Exercise instructions -
Take the records underneath and set them down exactly.

Collected data:

---*---

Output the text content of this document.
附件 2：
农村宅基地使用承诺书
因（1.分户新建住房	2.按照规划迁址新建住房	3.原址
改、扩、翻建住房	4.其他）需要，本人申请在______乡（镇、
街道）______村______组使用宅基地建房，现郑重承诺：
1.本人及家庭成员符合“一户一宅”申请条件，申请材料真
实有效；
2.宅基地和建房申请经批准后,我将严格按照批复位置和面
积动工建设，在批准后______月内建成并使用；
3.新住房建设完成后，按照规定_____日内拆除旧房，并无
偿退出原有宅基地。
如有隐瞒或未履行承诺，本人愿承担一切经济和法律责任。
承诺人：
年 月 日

---*---

Task solution -
Output the text content of this document.
附件 2：
农村宅基地使用承诺书
因（1.分户新建住房	2.按照规划迁址新建住房	3.原址
改、扩、翻建住房	4.其他）需要，本人申请在______乡（镇、
街道）______村______组使用宅基地建房，现郑重承诺：
1.本人及家庭成员符合“一户一宅”申请条件，申请材料真
实有效；
2.宅基地和建房申请经批准后,我将严格按照批复位置和面
积动工建设，在批准后______月内建成并使用；
3.新住房建设完成后，按照规定_____日内拆除旧房，并无
偿退出原有宅基地。
如有隐瞒或未履行承诺，本人愿承担一切经济和法律责任。
承诺人：
年 月 日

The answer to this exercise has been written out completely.